◆ Fragmento del documento:
===

El Espíritu Santo y la revelación
El Espíritu Santo es el tercer miembro de la Trinidad y, junto con el Padre y el Hijo, Él sabe todas las cosas.
Cuando era un joven élder y llevaba aproximadamente un año en el campo misional, al leer las Escrituras y las palabras de los apóstoles modernos sobre la revelación y el Espíritu Santo, me llevé una gran sorpresa: no tenía un testimonio propio, especialmente del Padre y del Hijo. Salí a la misión con la luz prestada de mis maravillosos padres. Nunca había dudado de sus palabras y no se me había ocurrido buscar mi propio testimonio. Una noche de febrero, en San Antonio, Texas, en 1962, supe que tenía que saber por mí mismo. En nuestro pequeño apartamento, encontré un lugar donde podría orar tranquilo, en voz alta, y suplicar: “Padre Celestial, ¿estás ahí? ¡Tengo que saberlo por mí mismo!”.
Más tarde esa noche, supe por mí mismo, por primera vez en mi vida, que Dios y Jesús son reales. No escuché una voz ni vi a un ser celestial. Supe del mismo modo que quizá ustedes también hayan llegado a saber, el cual es “por el inefable don del Espíritu Santo” (D. y C. 121:26) y el espíritu de revelación (véase D. y C. 8:1–3) que habló paz a mi mente (véase D. y C. 6:23) y dio seguridad a mi corazón (véase Alma 58:11).
Gracias a esa experiencia, fui testigo de los resultados del consejo de Alma de “despert[ar] y avivar [mis] facultades hasta [realizar un experimento] con [Sus] palabras” (Alma 32:27). Esas palabras o semillas se han convertido en árboles, en verdaderos árboles gigantes de testimonio. El proceso continúa con más experimentos en cuanto a la palabra, lo cual resulta en árboles de testimonio adicionales, ahora un verdadero bosque arraigado en la revelación del Espíritu Santo y por medio de Él.
El Espíritu Santo es un don deseado
Cuando el Salvador visitó las Américas, llamó a doce discípulos. Uno de los mensajes que les dio a ellos y al pueblo fue sobre el Espíritu Santo. Después de enseñarles, el Salvador se marchó y prometió regresar al día siguiente. El pueblo trabajó toda la noche a fin de reunir a la mayor cantidad de personas posible para escucharlo.
Los discípulos reunieron a las personas en doce grupos para enseñarles lo que el Salvador les había enseñado. Lo principal de entre sus enseñanzas fue la importancia del Espíritu Santo. (Véase 3 Nefi 11–18.) Luego el pueblo se arrodilló y oró. Su deseo sincero era que les fuera dado el Espíritu Santo (véase 3 Nefi 19:8–9).

===

◆ Ejercicios por completar:
**1)** Copia del texto sobre el Espíritu Santo el pasaje que empieza con las palabras que contienen "El Espíritu Santo es un" y termina con "3 Nefi 19:8–9).".
**2)** Prosigue el texto sobre el Espíritu Santo desde el punto en que se detiene.

◆ Material proporcionado:

===

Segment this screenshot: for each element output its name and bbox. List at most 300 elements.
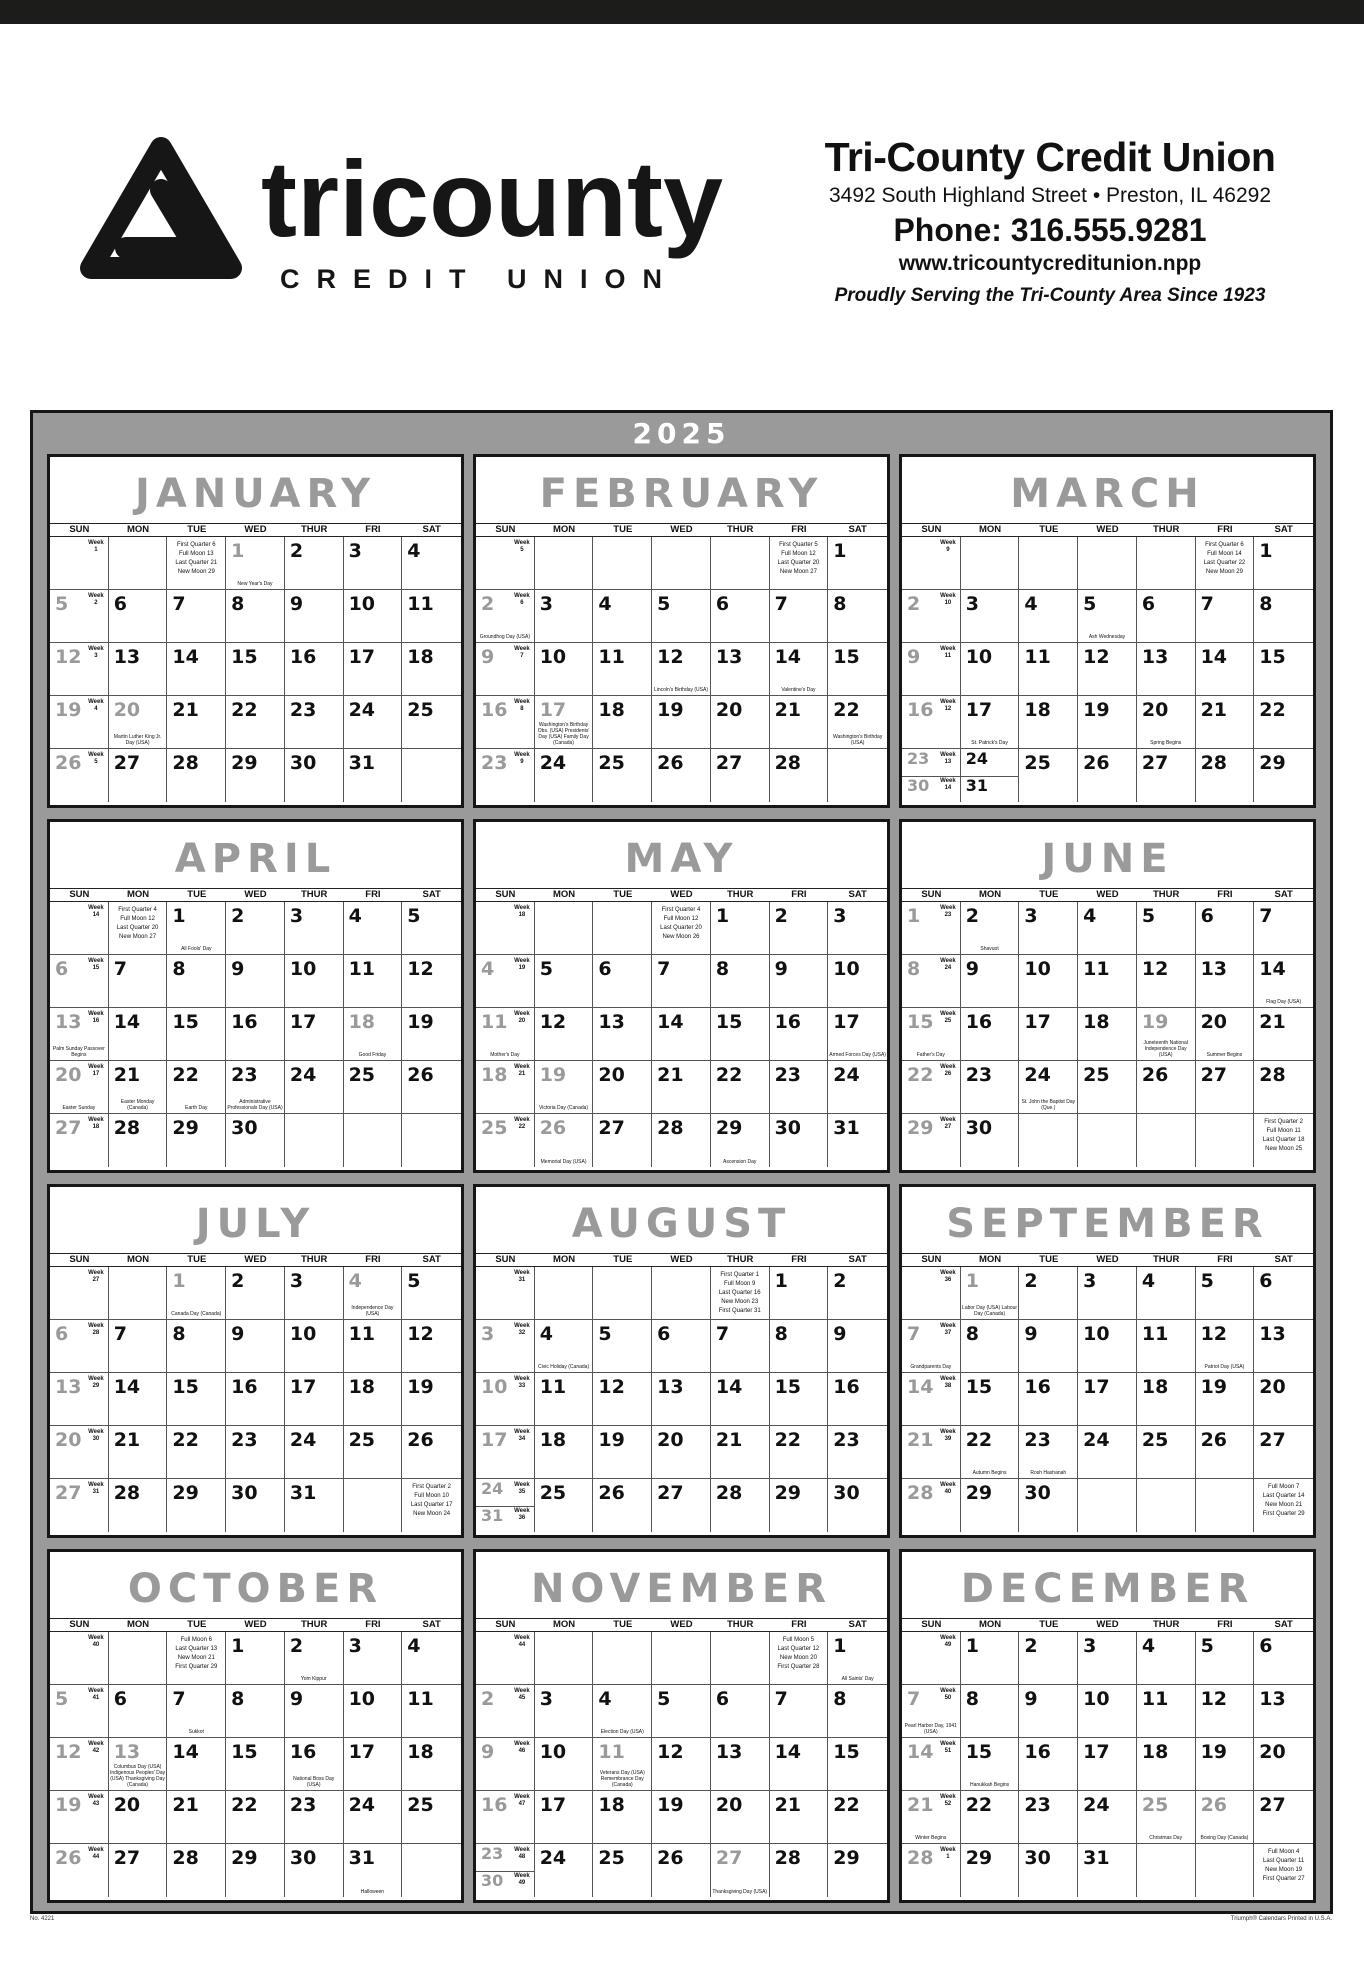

===

◆ Respuestas:
**1)**
El Espíritu Santo es un don deseado
Cuando el Salvador visitó las Américas, llamó a doce discípulos. Uno de los mensajes que les dio a ellos y al pueblo fue sobre el Espíritu Santo. Después de enseñarles, el Salvador se marchó y prometió regresar al día siguiente. El pueblo trabajó toda la noche a fin de reunir a la mayor cantidad de personas posible para escucharlo.
Los discípulos reunieron a las personas en doce grupos para enseñarles lo que el Salvador les había enseñado. Lo principal de entre sus enseñanzas fue la importancia del Espíritu Santo. (Véase 3 Nefi 11–18.) Luego el pueblo se arrodilló y oró. Su deseo sincero era que les fuera dado el Espíritu Santo (véase 3 Nefi 19:8–9).

**2)**
El Salvador se les apareció y reforzó la importancia del Espíritu Santo mientras oró al Padre:
“Padre, gracias te doy porque has dado el Espíritu Santo a éstos que he escogido…
“Padre, te ruego que des el Espíritu Santo a todos los que crean en sus palabras” (3 Nefi 19:20–21).
Según este episodio del Libro de Mormón, entiendo mejor porqué el presidente Wilford Woodruff dijo “que el don del Espíritu Santo es el don más grande que se pueda dar al hombre…
No es exclusivamente para los hombres, ni para los apóstoles ni los profetas, sino que le corresponde a todo hombre y a toda mujer fieles, y a cada niño que tenga la edad apropiada para recibir el Evangelio de Cristo” (Enseñanzas de los Presidentes de la Iglesia: Wilford Woodruff, 2004, págs. 50–51).
La revelación ofrece respuestas en épocas de necesidad
El Espíritu Santo es el tercer miembro de la Trinidad y, con el Padre y el Hijo, Él sabe todas las cosas (véase D. y C. 35:19; 42:17). Tiene varias funciones importantes, la principal de entre ellas es enseñar y testificar del Padre y del Hijo (véase 3 Nefi 28:11). Otras funciones son revelar la verdad de todas las cosas (véase Moroni 10:5) e inducir a hacer lo bueno (véase D. y C. 11:12).
El presidente Thomas S. Monson ejemplifica esta importante función de ser inducido a hacer lo bueno. Él sigue el ejemplo del Salvador, que “anduvo haciendo bienes” (Hechos 10:38). Ha enseñado la importancia de no hacer caso omiso de las impresiones espirituales del Espíritu Santo, de visitar a alguien y ministrarle, y rescatar a cada persona de forma particular.
Pero a veces no hay alguien como el presidente Monson, ni los maestros orientadores, ni ninguna hermana bondadosa disponible para ministrar en momentos de necesidad. En esas situaciones, he hallado solaz y guía del Consolador, que es otra función del Espíritu Santo (véase D. y C. 36:2).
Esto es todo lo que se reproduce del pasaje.